** Start of LISTED ENTRIES **

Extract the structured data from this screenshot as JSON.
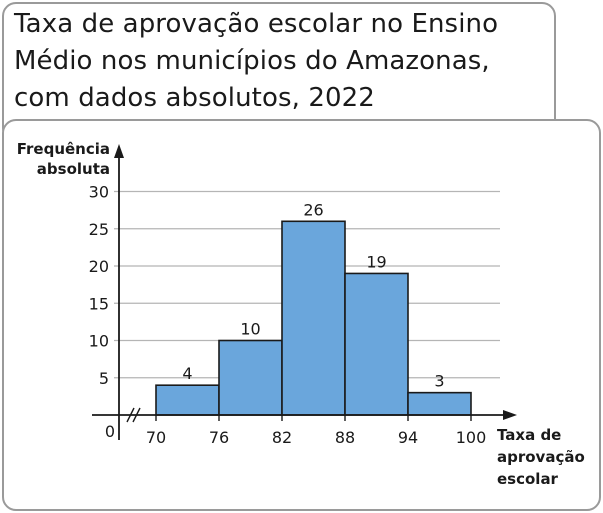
{
  "title_lines": [
    "Taxa de aprovação escolar no Ensino",
    "Médio nos municípios do Amazonas,",
    "com dados absolutos, 2022"
  ],
  "chart_data": {
    "type": "bar",
    "subtype": "histogram",
    "title": "Taxa de aprovação escolar no Ensino Médio nos municípios do Amazonas, com dados absolutos, 2022",
    "ylabel_lines": [
      "Frequência",
      "absoluta"
    ],
    "xlabel_lines": [
      "Taxa de",
      "aprovação",
      "escolar"
    ],
    "bins": [
      {
        "from": 70,
        "to": 76,
        "value": 4
      },
      {
        "from": 76,
        "to": 82,
        "value": 10
      },
      {
        "from": 82,
        "to": 88,
        "value": 26
      },
      {
        "from": 88,
        "to": 94,
        "value": 19
      },
      {
        "from": 94,
        "to": 100,
        "value": 3
      }
    ],
    "x_ticks": [
      70,
      76,
      82,
      88,
      94,
      100
    ],
    "y_ticks": [
      5,
      10,
      15,
      20,
      25,
      30
    ],
    "origin_label": "0",
    "ylim": [
      0,
      30
    ],
    "xlim": [
      70,
      100
    ],
    "grid": true,
    "x_axis_break": true,
    "bar_color": "#6aa6dc",
    "bar_stroke": "#1a1a1a",
    "grid_color": "#b5b5b5"
  }
}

** End of LISTED ENTRIES **

[TASK DESCRIPTION] Extract each line from the listing that holds the word "Ensino".

[ANSWER FOR THE TASK]
    "Taxa de aprovação escolar no Ensino",
    "title": "Taxa de aprovação escolar no Ensino Médio nos municípios do Amazonas, com dados absolutos, 2022",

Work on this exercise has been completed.